▶ **Text**

======

Patchwork [10/26] FVD: add impl of interface bdrv_file_open()

login
register
mail settings
Submitter Chunqiang Tang
Date Feb. 25, 2011, 10:37 p.m.
Message ID <1298673486-3573-10-git-send-email-ctang@us.ibm.com>
Download mbox | patch
Permalink /patch/84625/
State New
Headers show

Comments

Chunqiang Tang - Feb. 25, 2011, 10:37 p.m.
This patch is part of the Fast Virtual Disk (FVD) proposal.
See http://wiki.qemu.org/Features/FVD.

This patch adds FVD's implementation of the bdrv_file_open() interface.
It supports openning an FVD image.

Signed-off-by: Chunqiang Tang <ctang@us.ibm.com>
---
 block/fvd-journal.c  |    6 +
 block/fvd-open.c     |  445 +++++++++++++++++++++++++++++++++++++++++++++++++-
 block/fvd-prefetch.c |   17 ++
 block/fvd.c          |    1 +
 4 files changed, 468 insertions(+), 1 deletions(-)
 create mode 100644 block/fvd-prefetch.c

Patch

diff --git a/block/fvd-journal.c b/block/fvd-journal.c
index 246f425..5ba34bd 100644
--- a/block/fvd-journal.c
+++ b/block/fvd-journal.c
@@ -22,6 +22,12 @@  static inline int64_t calc_min_journal_size(int64_t table_entries)

======

▶ **Data extract**
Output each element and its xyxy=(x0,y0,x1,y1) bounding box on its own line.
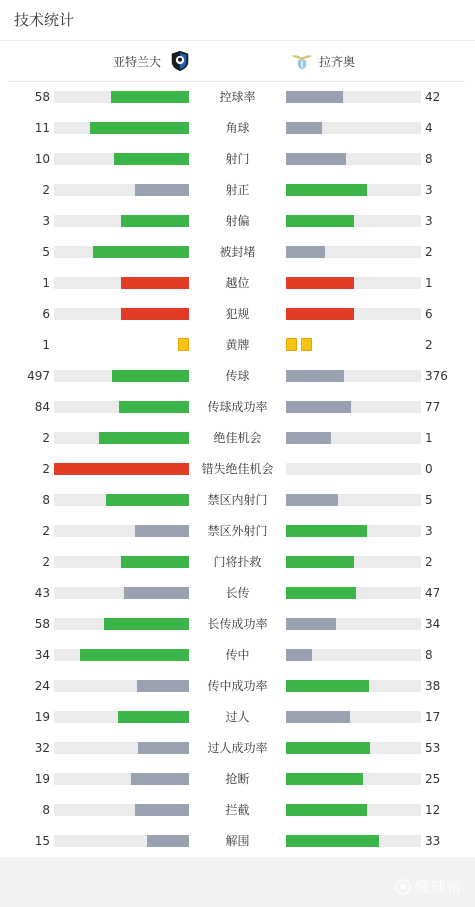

======

▶ **Instructions for the task**
List every file path that the FVD patch's change summary shows as modified. This exercise does not use the data.

▶ **Response below**
block/fvd-journal.c
block/fvd-open.c
block/fvd-prefetch.c
block/fvd.c